(Collected data entries)
☆ ☆ ☆ ☆ ☆

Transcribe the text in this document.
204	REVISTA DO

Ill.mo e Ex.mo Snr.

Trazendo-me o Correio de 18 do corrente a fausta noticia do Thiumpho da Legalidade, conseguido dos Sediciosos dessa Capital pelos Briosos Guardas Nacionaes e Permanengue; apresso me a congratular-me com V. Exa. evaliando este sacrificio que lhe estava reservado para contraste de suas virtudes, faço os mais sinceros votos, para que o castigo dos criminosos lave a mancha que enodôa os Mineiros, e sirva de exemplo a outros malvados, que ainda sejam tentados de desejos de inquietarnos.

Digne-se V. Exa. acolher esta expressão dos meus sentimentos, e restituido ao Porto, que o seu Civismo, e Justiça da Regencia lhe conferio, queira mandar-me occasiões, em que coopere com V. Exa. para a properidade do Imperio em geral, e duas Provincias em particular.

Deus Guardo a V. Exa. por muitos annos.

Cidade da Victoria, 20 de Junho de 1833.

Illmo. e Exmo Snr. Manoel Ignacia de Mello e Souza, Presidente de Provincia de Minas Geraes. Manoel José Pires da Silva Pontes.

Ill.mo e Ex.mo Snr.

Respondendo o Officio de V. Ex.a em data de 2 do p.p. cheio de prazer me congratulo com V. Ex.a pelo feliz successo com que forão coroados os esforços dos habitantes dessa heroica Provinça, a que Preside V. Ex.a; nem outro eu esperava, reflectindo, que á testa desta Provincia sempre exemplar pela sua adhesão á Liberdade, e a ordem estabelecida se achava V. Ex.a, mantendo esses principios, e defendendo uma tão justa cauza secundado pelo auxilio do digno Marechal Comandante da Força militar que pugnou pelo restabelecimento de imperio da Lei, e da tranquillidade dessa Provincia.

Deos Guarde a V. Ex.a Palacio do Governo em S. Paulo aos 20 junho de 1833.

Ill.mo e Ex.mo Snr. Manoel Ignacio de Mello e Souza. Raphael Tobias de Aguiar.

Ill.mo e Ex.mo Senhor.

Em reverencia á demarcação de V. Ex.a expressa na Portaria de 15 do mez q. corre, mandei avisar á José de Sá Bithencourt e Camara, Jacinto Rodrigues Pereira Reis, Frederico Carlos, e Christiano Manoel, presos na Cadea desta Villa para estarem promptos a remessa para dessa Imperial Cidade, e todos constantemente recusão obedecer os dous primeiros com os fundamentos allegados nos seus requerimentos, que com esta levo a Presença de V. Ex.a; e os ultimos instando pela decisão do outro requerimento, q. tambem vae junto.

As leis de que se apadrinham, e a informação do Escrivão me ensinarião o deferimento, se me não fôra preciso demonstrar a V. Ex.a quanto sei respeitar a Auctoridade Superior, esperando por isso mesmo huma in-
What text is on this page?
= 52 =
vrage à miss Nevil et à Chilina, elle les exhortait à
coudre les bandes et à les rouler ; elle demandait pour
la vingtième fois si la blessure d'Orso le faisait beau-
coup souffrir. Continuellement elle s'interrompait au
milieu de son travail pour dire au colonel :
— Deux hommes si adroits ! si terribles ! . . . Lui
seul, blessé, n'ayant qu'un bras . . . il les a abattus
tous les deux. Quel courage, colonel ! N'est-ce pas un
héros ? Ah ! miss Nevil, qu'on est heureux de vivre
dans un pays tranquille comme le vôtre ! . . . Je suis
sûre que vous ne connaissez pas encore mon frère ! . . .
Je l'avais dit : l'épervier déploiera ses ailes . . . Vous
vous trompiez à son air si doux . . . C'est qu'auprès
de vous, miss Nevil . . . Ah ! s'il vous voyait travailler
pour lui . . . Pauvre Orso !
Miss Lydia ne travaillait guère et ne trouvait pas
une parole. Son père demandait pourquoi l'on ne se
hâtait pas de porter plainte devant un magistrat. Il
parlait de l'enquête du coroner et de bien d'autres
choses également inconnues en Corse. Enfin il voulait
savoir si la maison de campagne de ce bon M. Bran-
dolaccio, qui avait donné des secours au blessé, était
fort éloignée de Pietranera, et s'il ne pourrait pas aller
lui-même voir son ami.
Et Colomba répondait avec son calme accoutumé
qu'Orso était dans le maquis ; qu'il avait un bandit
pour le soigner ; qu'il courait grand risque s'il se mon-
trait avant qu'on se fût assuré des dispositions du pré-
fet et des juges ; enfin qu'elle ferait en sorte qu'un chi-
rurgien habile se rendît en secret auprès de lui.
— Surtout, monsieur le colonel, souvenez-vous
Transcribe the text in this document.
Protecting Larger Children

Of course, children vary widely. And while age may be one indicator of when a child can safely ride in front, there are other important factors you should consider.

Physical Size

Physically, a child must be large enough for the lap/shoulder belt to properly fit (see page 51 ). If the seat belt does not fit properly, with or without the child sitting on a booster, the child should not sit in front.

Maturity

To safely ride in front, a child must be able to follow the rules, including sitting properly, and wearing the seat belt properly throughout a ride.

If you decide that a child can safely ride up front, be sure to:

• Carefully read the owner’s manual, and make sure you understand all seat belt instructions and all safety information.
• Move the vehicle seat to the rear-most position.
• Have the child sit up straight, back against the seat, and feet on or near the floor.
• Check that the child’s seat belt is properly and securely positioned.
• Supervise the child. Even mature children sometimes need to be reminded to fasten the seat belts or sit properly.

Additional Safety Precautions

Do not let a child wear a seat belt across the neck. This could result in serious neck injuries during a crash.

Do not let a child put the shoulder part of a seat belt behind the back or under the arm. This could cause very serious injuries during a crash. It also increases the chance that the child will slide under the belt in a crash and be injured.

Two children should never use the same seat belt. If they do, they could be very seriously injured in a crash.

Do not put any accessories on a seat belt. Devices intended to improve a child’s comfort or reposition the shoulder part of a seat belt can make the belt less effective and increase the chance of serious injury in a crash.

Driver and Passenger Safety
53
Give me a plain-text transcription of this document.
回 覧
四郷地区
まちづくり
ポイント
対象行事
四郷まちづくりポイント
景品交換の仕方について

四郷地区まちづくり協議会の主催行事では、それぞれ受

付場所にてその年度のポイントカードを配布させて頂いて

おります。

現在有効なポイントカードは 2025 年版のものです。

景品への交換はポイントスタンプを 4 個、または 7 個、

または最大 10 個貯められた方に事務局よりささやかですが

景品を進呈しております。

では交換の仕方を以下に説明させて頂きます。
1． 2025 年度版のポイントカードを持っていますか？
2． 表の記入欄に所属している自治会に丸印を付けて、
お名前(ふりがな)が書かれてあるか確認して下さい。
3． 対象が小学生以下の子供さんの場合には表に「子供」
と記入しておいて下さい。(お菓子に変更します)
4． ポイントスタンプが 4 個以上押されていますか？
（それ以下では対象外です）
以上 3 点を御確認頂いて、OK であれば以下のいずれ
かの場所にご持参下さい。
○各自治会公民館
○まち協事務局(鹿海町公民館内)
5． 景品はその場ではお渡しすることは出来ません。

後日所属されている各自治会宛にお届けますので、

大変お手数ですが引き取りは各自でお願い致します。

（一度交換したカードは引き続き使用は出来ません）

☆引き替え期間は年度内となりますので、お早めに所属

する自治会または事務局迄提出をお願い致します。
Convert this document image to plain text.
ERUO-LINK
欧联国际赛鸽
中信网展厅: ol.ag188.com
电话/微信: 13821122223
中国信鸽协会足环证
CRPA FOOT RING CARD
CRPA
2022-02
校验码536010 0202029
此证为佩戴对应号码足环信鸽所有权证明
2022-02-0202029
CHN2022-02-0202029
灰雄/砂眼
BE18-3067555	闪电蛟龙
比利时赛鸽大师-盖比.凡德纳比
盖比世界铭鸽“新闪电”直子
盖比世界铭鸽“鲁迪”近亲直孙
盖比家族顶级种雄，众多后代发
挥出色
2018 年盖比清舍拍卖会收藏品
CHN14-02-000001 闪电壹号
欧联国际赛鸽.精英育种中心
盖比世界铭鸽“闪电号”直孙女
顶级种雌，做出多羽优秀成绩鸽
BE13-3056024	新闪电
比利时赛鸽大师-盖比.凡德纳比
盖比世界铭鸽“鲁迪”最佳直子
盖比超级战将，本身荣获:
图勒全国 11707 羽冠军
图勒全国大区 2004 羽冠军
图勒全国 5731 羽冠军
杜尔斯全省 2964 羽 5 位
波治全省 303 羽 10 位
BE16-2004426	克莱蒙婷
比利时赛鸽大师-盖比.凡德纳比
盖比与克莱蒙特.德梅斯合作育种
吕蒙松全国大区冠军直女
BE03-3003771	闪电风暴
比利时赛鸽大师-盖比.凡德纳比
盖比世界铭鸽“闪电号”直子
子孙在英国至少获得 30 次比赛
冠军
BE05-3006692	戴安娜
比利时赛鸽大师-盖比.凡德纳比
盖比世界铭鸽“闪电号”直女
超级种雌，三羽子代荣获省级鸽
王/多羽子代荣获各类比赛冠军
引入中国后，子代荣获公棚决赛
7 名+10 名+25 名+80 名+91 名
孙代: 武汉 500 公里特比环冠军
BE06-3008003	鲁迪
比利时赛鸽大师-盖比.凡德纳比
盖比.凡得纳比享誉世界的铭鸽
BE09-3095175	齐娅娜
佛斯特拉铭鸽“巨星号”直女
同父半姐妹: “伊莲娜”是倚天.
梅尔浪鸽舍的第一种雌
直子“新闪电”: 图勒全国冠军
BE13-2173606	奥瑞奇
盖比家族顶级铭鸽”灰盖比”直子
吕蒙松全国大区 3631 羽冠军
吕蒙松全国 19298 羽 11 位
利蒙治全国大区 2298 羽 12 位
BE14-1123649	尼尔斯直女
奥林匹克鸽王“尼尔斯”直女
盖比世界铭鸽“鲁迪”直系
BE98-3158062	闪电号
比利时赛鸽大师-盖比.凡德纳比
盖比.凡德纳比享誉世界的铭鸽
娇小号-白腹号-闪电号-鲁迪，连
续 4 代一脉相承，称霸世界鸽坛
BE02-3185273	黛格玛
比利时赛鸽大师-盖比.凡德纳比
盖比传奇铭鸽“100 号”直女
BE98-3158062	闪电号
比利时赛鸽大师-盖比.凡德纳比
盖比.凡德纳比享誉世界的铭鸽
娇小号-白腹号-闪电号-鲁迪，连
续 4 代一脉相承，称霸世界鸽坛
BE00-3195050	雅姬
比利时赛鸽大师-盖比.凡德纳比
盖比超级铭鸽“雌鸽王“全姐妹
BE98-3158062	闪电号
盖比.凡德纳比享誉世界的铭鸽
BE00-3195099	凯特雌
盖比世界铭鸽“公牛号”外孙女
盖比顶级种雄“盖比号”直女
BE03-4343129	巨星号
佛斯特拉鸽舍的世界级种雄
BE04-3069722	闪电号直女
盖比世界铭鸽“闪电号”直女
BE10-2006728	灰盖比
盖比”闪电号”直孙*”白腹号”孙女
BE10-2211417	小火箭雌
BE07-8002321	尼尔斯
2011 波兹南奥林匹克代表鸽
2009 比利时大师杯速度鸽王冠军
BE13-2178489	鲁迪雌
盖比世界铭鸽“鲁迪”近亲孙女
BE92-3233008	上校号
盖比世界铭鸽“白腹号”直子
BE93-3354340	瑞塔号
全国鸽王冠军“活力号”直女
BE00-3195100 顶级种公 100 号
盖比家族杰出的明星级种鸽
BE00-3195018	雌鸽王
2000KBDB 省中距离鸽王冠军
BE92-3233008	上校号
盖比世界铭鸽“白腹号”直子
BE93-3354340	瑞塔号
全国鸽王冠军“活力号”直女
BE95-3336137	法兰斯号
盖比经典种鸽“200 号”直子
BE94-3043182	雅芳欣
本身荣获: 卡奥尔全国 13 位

☆ ☆ ☆ ☆ ☆

Tally the lines of the preceding listing in which the word "make" appears; state nothing but the total.

2